● INSTRUCTIONS TO FOLLOW:
Copy everything in the listing below word for word, apart from any images.

━━━━━ RECORDS FOR PROCESSING

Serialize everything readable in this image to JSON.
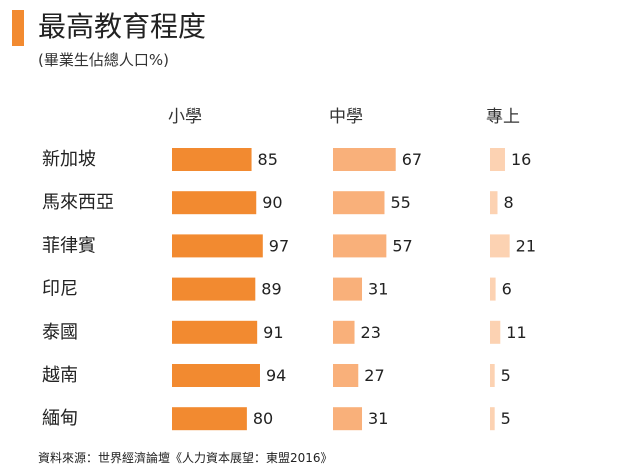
{
  "header": {
    "title": "最高教育程度",
    "subtitle": "(畢業生佔總人口%)"
  },
  "footer": {
    "source": "資料來源：世界經濟論壇《人力資本展望：東盟2016》"
  },
  "colors": {
    "accent": "#f28a30",
    "primary": "#f28a30",
    "secondary": "#f9b07a",
    "tertiary": "#fcd2b2"
  },
  "chart_data": {
    "type": "bar",
    "title": "最高教育程度",
    "subtitle": "(畢業生佔總人口%)",
    "categories": [
      "新加坡",
      "馬來西亞",
      "菲律賓",
      "印尼",
      "泰國",
      "越南",
      "緬甸"
    ],
    "series": [
      {
        "name": "小學",
        "values": [
          85,
          90,
          97,
          89,
          91,
          94,
          80
        ],
        "color": "#f28a30"
      },
      {
        "name": "中學",
        "values": [
          67,
          55,
          57,
          31,
          23,
          27,
          31
        ],
        "color": "#f9b07a"
      },
      {
        "name": "專上",
        "values": [
          16,
          8,
          21,
          6,
          11,
          5,
          5
        ],
        "color": "#fcd2b2"
      }
    ],
    "xlim": [
      0,
      100
    ],
    "orientation": "horizontal",
    "grid": false
  }
}
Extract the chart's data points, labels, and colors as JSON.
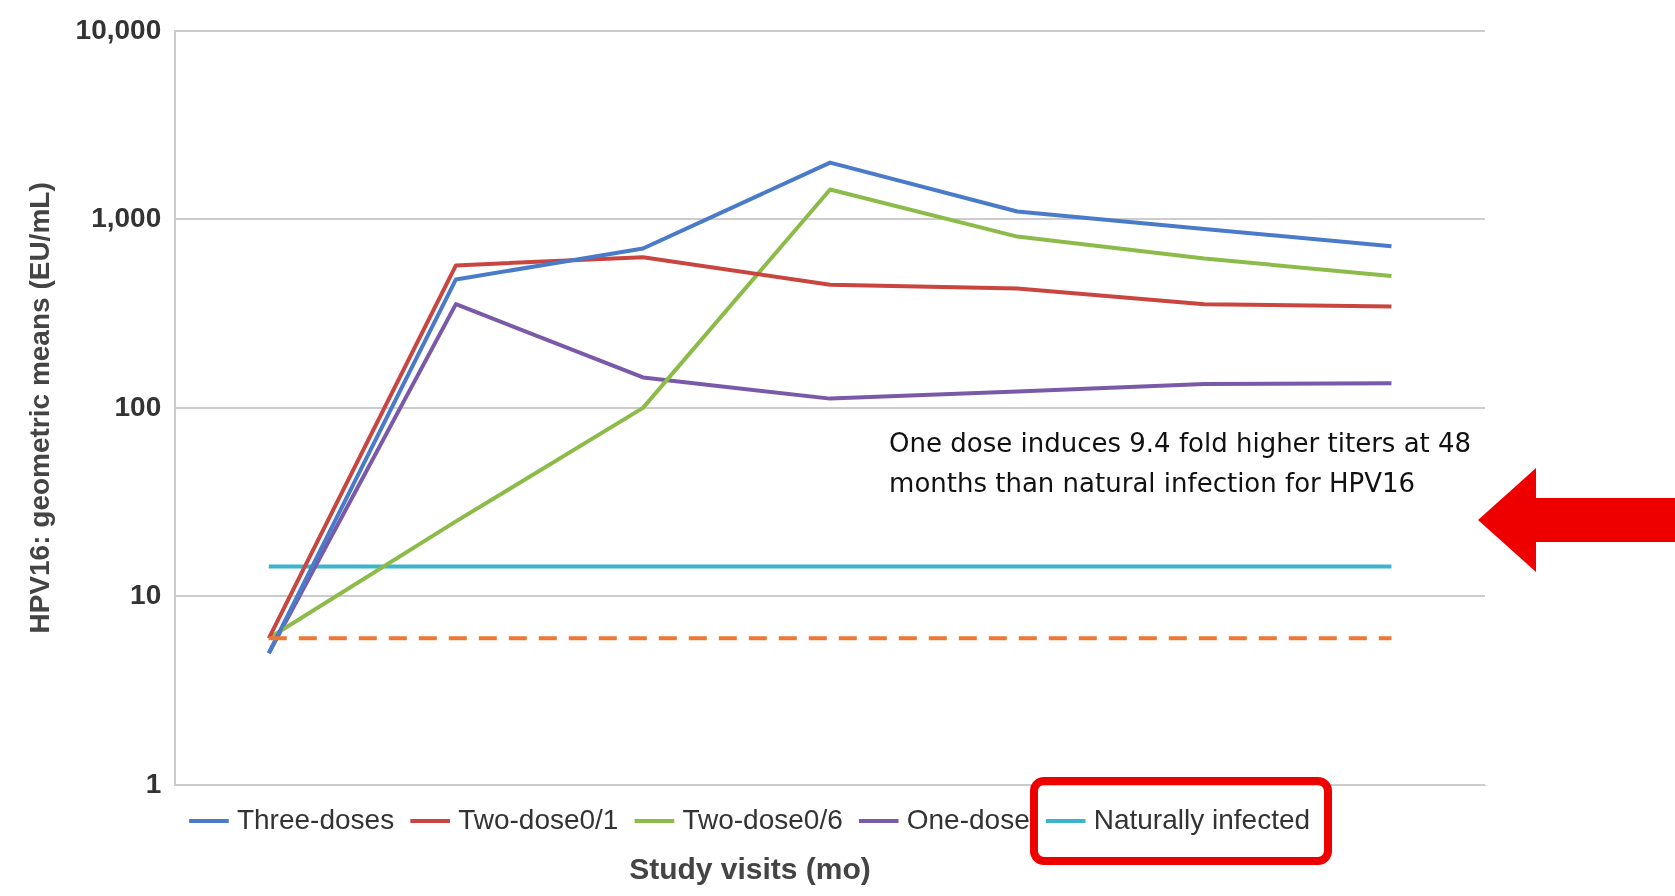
{
  "chart_data": {
    "type": "line",
    "xlabel": "Study visits (mo)",
    "ylabel": "HPV16: geometric means (EU/mL)",
    "categories": [
      null,
      null,
      null,
      null,
      null,
      null,
      null
    ],
    "series": [
      {
        "name": "Three-doses",
        "color": "#4a7bc8",
        "values": [
          5,
          480,
          700,
          2000,
          1100,
          890,
          720
        ]
      },
      {
        "name": "Two-dose0/1",
        "color": "#c9453f",
        "values": [
          6,
          570,
          630,
          450,
          430,
          355,
          345
        ]
      },
      {
        "name": "Two-dose0/6",
        "color": "#8dbb4a",
        "values": [
          6,
          25,
          100,
          1440,
          810,
          620,
          500
        ]
      },
      {
        "name": "One-dose",
        "color": "#7a59a8",
        "values": [
          5,
          355,
          145,
          112,
          122,
          134,
          135
        ]
      },
      {
        "name": "Naturally infected",
        "color": "#3cb4cc",
        "values": [
          14.4,
          14.4,
          14.4,
          14.4,
          14.4,
          14.4,
          14.4
        ]
      }
    ],
    "log": "y",
    "ylim": [
      1,
      10000
    ],
    "yticks": [
      1,
      10,
      100,
      {
        "value": 1000,
        "label": "1,000"
      },
      {
        "value": 10000,
        "label": "10,000"
      }
    ],
    "grid": "y",
    "legend": "bottom",
    "tick_labels": "y",
    "marker": "none",
    "line_style": "solid",
    "ref_lines": [
      {
        "axis": "y",
        "value": 6,
        "color": "#ee7733",
        "line_style": "dashed"
      }
    ],
    "annotations": [
      "One dose induces 9.4 fold higher titers at 48 months than natural infection for HPV16"
    ]
  }
}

━━━━━━━━━━

● RESULT:
Serialize everything readable in this image to JSON.
{
  "header": {
    "title": "最高教育程度",
    "subtitle": "(畢業生佔總人口%)"
  },
  "footer": {
    "source": "資料來源：世界經濟論壇《人力資本展望：東盟2016》"
  },
  "colors": {
    "accent": "#f28a30",
    "primary": "#f28a30",
    "secondary": "#f9b07a",
    "tertiary": "#fcd2b2"
  },
  "chart_data": {
    "type": "bar",
    "title": "最高教育程度",
    "subtitle": "(畢業生佔總人口%)",
    "categories": [
      "新加坡",
      "馬來西亞",
      "菲律賓",
      "印尼",
      "泰國",
      "越南",
      "緬甸"
    ],
    "series": [
      {
        "name": "小學",
        "values": [
          85,
          90,
          97,
          89,
          91,
          94,
          80
        ],
        "color": "#f28a30"
      },
      {
        "name": "中學",
        "values": [
          67,
          55,
          57,
          31,
          23,
          27,
          31
        ],
        "color": "#f9b07a"
      },
      {
        "name": "專上",
        "values": [
          16,
          8,
          21,
          6,
          11,
          5,
          5
        ],
        "color": "#fcd2b2"
      }
    ],
    "xlim": [
      0,
      100
    ],
    "orientation": "horizontal",
    "grid": false
  }
}
Extract the chart's data points, labels, and colors as JSON.
{
  "chart_data": {
    "type": "line",
    "xlabel": "Study visits (mo)",
    "ylabel": "HPV16: geometric means (EU/mL)",
    "categories": [
      null,
      null,
      null,
      null,
      null,
      null,
      null
    ],
    "series": [
      {
        "name": "Three-doses",
        "color": "#4a7bc8",
        "values": [
          5,
          480,
          700,
          2000,
          1100,
          890,
          720
        ]
      },
      {
        "name": "Two-dose0/1",
        "color": "#c9453f",
        "values": [
          6,
          570,
          630,
          450,
          430,
          355,
          345
        ]
      },
      {
        "name": "Two-dose0/6",
        "color": "#8dbb4a",
        "values": [
          6,
          25,
          100,
          1440,
          810,
          620,
          500
        ]
      },
      {
        "name": "One-dose",
        "color": "#7a59a8",
        "values": [
          5,
          355,
          145,
          112,
          122,
          134,
          135
        ]
      },
      {
        "name": "Naturally infected",
        "color": "#3cb4cc",
        "values": [
          14.4,
          14.4,
          14.4,
          14.4,
          14.4,
          14.4,
          14.4
        ]
      }
    ],
    "log": "y",
    "ylim": [
      1,
      10000
    ],
    "yticks": [
      1,
      10,
      100,
      {
        "value": 1000,
        "label": "1,000"
      },
      {
        "value": 10000,
        "label": "10,000"
      }
    ],
    "grid": "y",
    "legend": "bottom",
    "tick_labels": "y",
    "marker": "none",
    "line_style": "solid",
    "ref_lines": [
      {
        "axis": "y",
        "value": 6,
        "color": "#ee7733",
        "line_style": "dashed"
      }
    ],
    "annotations": [
      "One dose induces 9.4 fold higher titers at 48 months than natural infection for HPV16"
    ]
  }
}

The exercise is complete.